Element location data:
>> Start

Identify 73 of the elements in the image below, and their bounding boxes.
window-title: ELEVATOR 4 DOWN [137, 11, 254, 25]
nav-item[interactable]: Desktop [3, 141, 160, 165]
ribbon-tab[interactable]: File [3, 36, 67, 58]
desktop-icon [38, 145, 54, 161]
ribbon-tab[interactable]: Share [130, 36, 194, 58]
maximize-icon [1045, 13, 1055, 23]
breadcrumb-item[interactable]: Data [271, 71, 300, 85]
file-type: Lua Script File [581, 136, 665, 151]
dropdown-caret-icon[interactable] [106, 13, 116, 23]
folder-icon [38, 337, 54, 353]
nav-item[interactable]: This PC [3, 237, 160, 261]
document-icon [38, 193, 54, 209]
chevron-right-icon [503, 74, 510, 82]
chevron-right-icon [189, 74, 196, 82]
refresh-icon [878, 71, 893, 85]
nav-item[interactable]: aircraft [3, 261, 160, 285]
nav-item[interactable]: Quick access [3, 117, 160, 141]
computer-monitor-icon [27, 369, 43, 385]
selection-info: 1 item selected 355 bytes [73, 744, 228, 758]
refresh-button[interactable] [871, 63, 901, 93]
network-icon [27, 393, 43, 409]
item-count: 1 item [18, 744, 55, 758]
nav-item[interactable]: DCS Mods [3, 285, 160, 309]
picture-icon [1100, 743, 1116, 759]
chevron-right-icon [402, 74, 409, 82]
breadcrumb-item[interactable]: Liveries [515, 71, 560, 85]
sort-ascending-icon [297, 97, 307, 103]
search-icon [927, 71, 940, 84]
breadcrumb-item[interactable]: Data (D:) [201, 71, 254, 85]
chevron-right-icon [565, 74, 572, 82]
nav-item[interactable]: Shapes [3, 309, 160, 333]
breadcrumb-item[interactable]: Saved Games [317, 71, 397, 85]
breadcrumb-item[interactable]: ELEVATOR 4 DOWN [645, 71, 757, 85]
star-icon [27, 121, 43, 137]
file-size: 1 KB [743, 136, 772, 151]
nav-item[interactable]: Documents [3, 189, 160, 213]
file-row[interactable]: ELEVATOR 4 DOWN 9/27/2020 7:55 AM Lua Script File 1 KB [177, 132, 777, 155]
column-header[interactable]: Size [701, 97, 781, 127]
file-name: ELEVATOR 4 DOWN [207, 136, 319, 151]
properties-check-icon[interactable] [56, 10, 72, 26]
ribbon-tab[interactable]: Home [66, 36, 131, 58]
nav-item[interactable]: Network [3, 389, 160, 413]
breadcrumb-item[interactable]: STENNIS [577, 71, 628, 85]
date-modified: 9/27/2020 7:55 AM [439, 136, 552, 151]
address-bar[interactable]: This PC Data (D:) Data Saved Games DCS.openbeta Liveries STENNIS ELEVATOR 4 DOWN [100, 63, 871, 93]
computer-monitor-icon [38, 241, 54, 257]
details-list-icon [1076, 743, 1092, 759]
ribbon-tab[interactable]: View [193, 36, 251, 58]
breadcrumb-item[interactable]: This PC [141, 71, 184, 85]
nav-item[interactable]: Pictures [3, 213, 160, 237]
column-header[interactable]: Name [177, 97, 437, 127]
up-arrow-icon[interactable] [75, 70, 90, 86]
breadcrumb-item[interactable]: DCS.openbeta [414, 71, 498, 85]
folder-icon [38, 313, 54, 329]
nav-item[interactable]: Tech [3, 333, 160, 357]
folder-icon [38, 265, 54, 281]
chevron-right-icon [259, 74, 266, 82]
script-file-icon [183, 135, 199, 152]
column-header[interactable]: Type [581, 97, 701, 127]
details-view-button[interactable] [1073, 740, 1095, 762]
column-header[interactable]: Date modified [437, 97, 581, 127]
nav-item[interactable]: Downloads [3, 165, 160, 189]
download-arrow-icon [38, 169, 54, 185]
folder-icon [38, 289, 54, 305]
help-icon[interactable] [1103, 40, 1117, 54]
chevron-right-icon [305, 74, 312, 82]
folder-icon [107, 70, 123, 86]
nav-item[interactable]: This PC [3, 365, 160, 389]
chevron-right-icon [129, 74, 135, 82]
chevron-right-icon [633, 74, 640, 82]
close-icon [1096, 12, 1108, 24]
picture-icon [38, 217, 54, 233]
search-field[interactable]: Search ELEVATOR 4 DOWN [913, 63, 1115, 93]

>> End

**EXERCISE BRIEF**
Copy every line of the records above, character for character, without changing anything.

**TASK RESULT**
Identify 73 of the elements in the image below, and their bounding boxes.
window-title: ELEVATOR 4 DOWN [137, 11, 254, 25]
nav-item[interactable]: Desktop [3, 141, 160, 165]
ribbon-tab[interactable]: File [3, 36, 67, 58]
desktop-icon [38, 145, 54, 161]
ribbon-tab[interactable]: Share [130, 36, 194, 58]
maximize-icon [1045, 13, 1055, 23]
breadcrumb-item[interactable]: Data [271, 71, 300, 85]
file-type: Lua Script File [581, 136, 665, 151]
dropdown-caret-icon[interactable] [106, 13, 116, 23]
folder-icon [38, 337, 54, 353]
nav-item[interactable]: This PC [3, 237, 160, 261]
document-icon [38, 193, 54, 209]
chevron-right-icon [503, 74, 510, 82]
chevron-right-icon [189, 74, 196, 82]
refresh-icon [878, 71, 893, 85]
nav-item[interactable]: aircraft [3, 261, 160, 285]
nav-item[interactable]: Quick access [3, 117, 160, 141]
computer-monitor-icon [27, 369, 43, 385]
selection-info: 1 item selected 355 bytes [73, 744, 228, 758]
refresh-button[interactable] [871, 63, 901, 93]
network-icon [27, 393, 43, 409]
item-count: 1 item [18, 744, 55, 758]
nav-item[interactable]: DCS Mods [3, 285, 160, 309]
picture-icon [1100, 743, 1116, 759]
chevron-right-icon [402, 74, 409, 82]
breadcrumb-item[interactable]: Liveries [515, 71, 560, 85]
sort-ascending-icon [297, 97, 307, 103]
search-icon [927, 71, 940, 84]
breadcrumb-item[interactable]: Data (D:) [201, 71, 254, 85]
chevron-right-icon [565, 74, 572, 82]
nav-item[interactable]: Shapes [3, 309, 160, 333]
breadcrumb-item[interactable]: Saved Games [317, 71, 397, 85]
breadcrumb-item[interactable]: ELEVATOR 4 DOWN [645, 71, 757, 85]
star-icon [27, 121, 43, 137]
file-size: 1 KB [743, 136, 772, 151]
nav-item[interactable]: Documents [3, 189, 160, 213]
file-row[interactable]: ELEVATOR 4 DOWN 9/27/2020 7:55 AM Lua Script File 1 KB [177, 132, 777, 155]
column-header[interactable]: Size [701, 97, 781, 127]
file-name: ELEVATOR 4 DOWN [207, 136, 319, 151]
properties-check-icon[interactable] [56, 10, 72, 26]
ribbon-tab[interactable]: Home [66, 36, 131, 58]
nav-item[interactable]: Network [3, 389, 160, 413]
breadcrumb-item[interactable]: STENNIS [577, 71, 628, 85]
date-modified: 9/27/2020 7:55 AM [439, 136, 552, 151]
address-bar[interactable]: This PC Data (D:) Data Saved Games DCS.openbeta Liveries STENNIS ELEVATOR 4 DOWN [100, 63, 871, 93]
computer-monitor-icon [38, 241, 54, 257]
details-list-icon [1076, 743, 1092, 759]
ribbon-tab[interactable]: View [193, 36, 251, 58]
breadcrumb-item[interactable]: This PC [141, 71, 184, 85]
nav-item[interactable]: Pictures [3, 213, 160, 237]
column-header[interactable]: Name [177, 97, 437, 127]
up-arrow-icon[interactable] [75, 70, 90, 86]
breadcrumb-item[interactable]: DCS.openbeta [414, 71, 498, 85]
folder-icon [38, 313, 54, 329]
nav-item[interactable]: Tech [3, 333, 160, 357]
folder-icon [38, 265, 54, 281]
chevron-right-icon [259, 74, 266, 82]
script-file-icon [183, 135, 199, 152]
column-header[interactable]: Type [581, 97, 701, 127]
details-view-button[interactable] [1073, 740, 1095, 762]
column-header[interactable]: Date modified [437, 97, 581, 127]
nav-item[interactable]: Downloads [3, 165, 160, 189]
download-arrow-icon [38, 169, 54, 185]
folder-icon [38, 289, 54, 305]
help-icon[interactable] [1103, 40, 1117, 54]
chevron-right-icon [305, 74, 312, 82]
folder-icon [107, 70, 123, 86]
nav-item[interactable]: This PC [3, 365, 160, 389]
chevron-right-icon [129, 74, 135, 82]
chevron-right-icon [633, 74, 640, 82]
close-icon [1096, 12, 1108, 24]
picture-icon [38, 217, 54, 233]
search-field[interactable]: Search ELEVATOR 4 DOWN [913, 63, 1115, 93]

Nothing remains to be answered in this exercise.